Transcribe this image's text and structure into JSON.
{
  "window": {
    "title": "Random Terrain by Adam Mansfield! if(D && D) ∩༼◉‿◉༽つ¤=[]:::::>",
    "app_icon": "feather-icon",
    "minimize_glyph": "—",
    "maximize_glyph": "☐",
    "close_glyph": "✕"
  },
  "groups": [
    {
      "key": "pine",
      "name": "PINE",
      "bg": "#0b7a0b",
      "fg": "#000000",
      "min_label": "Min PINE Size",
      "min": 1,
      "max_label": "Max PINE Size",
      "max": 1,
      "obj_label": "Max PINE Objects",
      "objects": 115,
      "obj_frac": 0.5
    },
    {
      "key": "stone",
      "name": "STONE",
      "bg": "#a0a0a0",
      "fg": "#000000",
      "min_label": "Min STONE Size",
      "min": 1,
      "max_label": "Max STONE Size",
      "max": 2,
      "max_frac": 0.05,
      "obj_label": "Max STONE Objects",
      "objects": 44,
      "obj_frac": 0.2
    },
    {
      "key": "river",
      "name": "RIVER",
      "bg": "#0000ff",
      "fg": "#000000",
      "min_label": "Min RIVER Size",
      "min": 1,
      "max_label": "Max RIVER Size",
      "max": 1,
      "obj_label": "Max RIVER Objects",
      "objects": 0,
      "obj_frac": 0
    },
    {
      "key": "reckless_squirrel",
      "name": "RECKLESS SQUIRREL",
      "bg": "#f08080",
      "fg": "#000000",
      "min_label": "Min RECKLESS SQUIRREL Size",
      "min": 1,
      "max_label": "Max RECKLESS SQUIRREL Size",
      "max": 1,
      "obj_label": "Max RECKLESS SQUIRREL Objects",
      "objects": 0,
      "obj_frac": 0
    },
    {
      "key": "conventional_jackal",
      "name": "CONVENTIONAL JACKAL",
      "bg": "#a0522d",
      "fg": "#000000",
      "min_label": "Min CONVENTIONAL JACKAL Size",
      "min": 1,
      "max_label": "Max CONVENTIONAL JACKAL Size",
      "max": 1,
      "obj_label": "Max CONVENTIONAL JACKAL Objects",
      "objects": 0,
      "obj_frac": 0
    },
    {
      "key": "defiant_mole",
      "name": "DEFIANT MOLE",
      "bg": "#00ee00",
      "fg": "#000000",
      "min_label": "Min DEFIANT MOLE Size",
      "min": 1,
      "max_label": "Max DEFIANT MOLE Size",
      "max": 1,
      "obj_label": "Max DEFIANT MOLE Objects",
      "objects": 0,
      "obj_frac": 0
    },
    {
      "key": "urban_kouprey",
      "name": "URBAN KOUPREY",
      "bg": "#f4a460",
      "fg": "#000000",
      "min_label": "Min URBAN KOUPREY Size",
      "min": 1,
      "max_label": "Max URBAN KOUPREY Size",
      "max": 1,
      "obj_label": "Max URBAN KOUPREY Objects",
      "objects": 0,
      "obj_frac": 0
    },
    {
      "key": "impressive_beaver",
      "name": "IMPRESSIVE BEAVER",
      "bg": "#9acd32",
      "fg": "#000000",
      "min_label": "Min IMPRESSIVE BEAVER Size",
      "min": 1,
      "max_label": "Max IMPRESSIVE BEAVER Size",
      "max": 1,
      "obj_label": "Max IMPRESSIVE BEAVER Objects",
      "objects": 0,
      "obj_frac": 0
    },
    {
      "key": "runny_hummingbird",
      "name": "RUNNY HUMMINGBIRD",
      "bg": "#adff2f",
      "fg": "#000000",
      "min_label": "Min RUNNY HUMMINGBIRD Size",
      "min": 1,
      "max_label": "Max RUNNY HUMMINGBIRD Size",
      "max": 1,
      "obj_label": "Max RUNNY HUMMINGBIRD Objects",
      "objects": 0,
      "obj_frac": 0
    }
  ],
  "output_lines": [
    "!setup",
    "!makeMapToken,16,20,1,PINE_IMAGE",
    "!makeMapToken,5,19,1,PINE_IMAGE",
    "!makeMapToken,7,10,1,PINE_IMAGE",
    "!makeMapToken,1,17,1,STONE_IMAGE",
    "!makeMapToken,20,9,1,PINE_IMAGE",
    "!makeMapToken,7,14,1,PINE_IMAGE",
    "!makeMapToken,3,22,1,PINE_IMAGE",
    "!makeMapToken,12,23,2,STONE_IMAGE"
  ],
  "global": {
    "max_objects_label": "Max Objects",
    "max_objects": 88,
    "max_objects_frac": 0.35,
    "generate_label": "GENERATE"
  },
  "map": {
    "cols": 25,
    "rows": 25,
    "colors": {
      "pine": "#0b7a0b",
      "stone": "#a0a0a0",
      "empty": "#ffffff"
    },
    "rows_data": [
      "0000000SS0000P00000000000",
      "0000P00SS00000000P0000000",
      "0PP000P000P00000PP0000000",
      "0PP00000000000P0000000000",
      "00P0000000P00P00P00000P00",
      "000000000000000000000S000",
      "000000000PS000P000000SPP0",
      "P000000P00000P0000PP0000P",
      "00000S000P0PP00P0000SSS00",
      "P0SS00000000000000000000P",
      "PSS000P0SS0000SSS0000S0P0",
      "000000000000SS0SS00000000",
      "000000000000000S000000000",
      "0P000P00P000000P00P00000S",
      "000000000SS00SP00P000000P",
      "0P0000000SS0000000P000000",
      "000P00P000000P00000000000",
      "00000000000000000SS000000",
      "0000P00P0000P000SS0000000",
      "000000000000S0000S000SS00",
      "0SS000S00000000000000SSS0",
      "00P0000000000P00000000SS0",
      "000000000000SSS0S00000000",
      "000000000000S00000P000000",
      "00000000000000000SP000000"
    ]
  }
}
━━━━━━━━━━━━━━━━━━━━━━━━━━━━━━
▸ What the task asks: Repeat the material above in full, exactly as it stands.

▸ Expected answer:
Transcribe this image's text and structure into JSON.
{
  "window": {
    "title": "Random Terrain by Adam Mansfield! if(D && D) ∩༼◉‿◉༽つ¤=[]:::::>",
    "app_icon": "feather-icon",
    "minimize_glyph": "—",
    "maximize_glyph": "☐",
    "close_glyph": "✕"
  },
  "groups": [
    {
      "key": "pine",
      "name": "PINE",
      "bg": "#0b7a0b",
      "fg": "#000000",
      "min_label": "Min PINE Size",
      "min": 1,
      "max_label": "Max PINE Size",
      "max": 1,
      "obj_label": "Max PINE Objects",
      "objects": 115,
      "obj_frac": 0.5
    },
    {
      "key": "stone",
      "name": "STONE",
      "bg": "#a0a0a0",
      "fg": "#000000",
      "min_label": "Min STONE Size",
      "min": 1,
      "max_label": "Max STONE Size",
      "max": 2,
      "max_frac": 0.05,
      "obj_label": "Max STONE Objects",
      "objects": 44,
      "obj_frac": 0.2
    },
    {
      "key": "river",
      "name": "RIVER",
      "bg": "#0000ff",
      "fg": "#000000",
      "min_label": "Min RIVER Size",
      "min": 1,
      "max_label": "Max RIVER Size",
      "max": 1,
      "obj_label": "Max RIVER Objects",
      "objects": 0,
      "obj_frac": 0
    },
    {
      "key": "reckless_squirrel",
      "name": "RECKLESS SQUIRREL",
      "bg": "#f08080",
      "fg": "#000000",
      "min_label": "Min RECKLESS SQUIRREL Size",
      "min": 1,
      "max_label": "Max RECKLESS SQUIRREL Size",
      "max": 1,
      "obj_label": "Max RECKLESS SQUIRREL Objects",
      "objects": 0,
      "obj_frac": 0
    },
    {
      "key": "conventional_jackal",
      "name": "CONVENTIONAL JACKAL",
      "bg": "#a0522d",
      "fg": "#000000",
      "min_label": "Min CONVENTIONAL JACKAL Size",
      "min": 1,
      "max_label": "Max CONVENTIONAL JACKAL Size",
      "max": 1,
      "obj_label": "Max CONVENTIONAL JACKAL Objects",
      "objects": 0,
      "obj_frac": 0
    },
    {
      "key": "defiant_mole",
      "name": "DEFIANT MOLE",
      "bg": "#00ee00",
      "fg": "#000000",
      "min_label": "Min DEFIANT MOLE Size",
      "min": 1,
      "max_label": "Max DEFIANT MOLE Size",
      "max": 1,
      "obj_label": "Max DEFIANT MOLE Objects",
      "objects": 0,
      "obj_frac": 0
    },
    {
      "key": "urban_kouprey",
      "name": "URBAN KOUPREY",
      "bg": "#f4a460",
      "fg": "#000000",
      "min_label": "Min URBAN KOUPREY Size",
      "min": 1,
      "max_label": "Max URBAN KOUPREY Size",
      "max": 1,
      "obj_label": "Max URBAN KOUPREY Objects",
      "objects": 0,
      "obj_frac": 0
    },
    {
      "key": "impressive_beaver",
      "name": "IMPRESSIVE BEAVER",
      "bg": "#9acd32",
      "fg": "#000000",
      "min_label": "Min IMPRESSIVE BEAVER Size",
      "min": 1,
      "max_label": "Max IMPRESSIVE BEAVER Size",
      "max": 1,
      "obj_label": "Max IMPRESSIVE BEAVER Objects",
      "objects": 0,
      "obj_frac": 0
    },
    {
      "key": "runny_hummingbird",
      "name": "RUNNY HUMMINGBIRD",
      "bg": "#adff2f",
      "fg": "#000000",
      "min_label": "Min RUNNY HUMMINGBIRD Size",
      "min": 1,
      "max_label": "Max RUNNY HUMMINGBIRD Size",
      "max": 1,
      "obj_label": "Max RUNNY HUMMINGBIRD Objects",
      "objects": 0,
      "obj_frac": 0
    }
  ],
  "output_lines": [
    "!setup",
    "!makeMapToken,16,20,1,PINE_IMAGE",
    "!makeMapToken,5,19,1,PINE_IMAGE",
    "!makeMapToken,7,10,1,PINE_IMAGE",
    "!makeMapToken,1,17,1,STONE_IMAGE",
    "!makeMapToken,20,9,1,PINE_IMAGE",
    "!makeMapToken,7,14,1,PINE_IMAGE",
    "!makeMapToken,3,22,1,PINE_IMAGE",
    "!makeMapToken,12,23,2,STONE_IMAGE"
  ],
  "global": {
    "max_objects_label": "Max Objects",
    "max_objects": 88,
    "max_objects_frac": 0.35,
    "generate_label": "GENERATE"
  },
  "map": {
    "cols": 25,
    "rows": 25,
    "colors": {
      "pine": "#0b7a0b",
      "stone": "#a0a0a0",
      "empty": "#ffffff"
    },
    "rows_data": [
      "0000000SS0000P00000000000",
      "0000P00SS00000000P0000000",
      "0PP000P000P00000PP0000000",
      "0PP00000000000P0000000000",
      "00P0000000P00P00P00000P00",
      "000000000000000000000S000",
      "000000000PS000P000000SPP0",
      "P000000P00000P0000PP0000P",
      "00000S000P0PP00P0000SSS00",
      "P0SS00000000000000000000P",
      "PSS000P0SS0000SSS0000S0P0",
      "000000000000SS0SS00000000",
      "000000000000000S000000000",
      "0P000P00P000000P00P00000S",
      "000000000SS00SP00P000000P",
      "0P0000000SS0000000P000000",
      "000P00P000000P00000000000",
      "00000000000000000SS000000",
      "0000P00P0000P000SS0000000",
      "000000000000S0000S000SS00",
      "0SS000S00000000000000SSS0",
      "00P0000000000P00000000SS0",
      "000000000000SSS0S00000000",
      "000000000000S00000P000000",
      "00000000000000000SP000000"
    ]
  }
}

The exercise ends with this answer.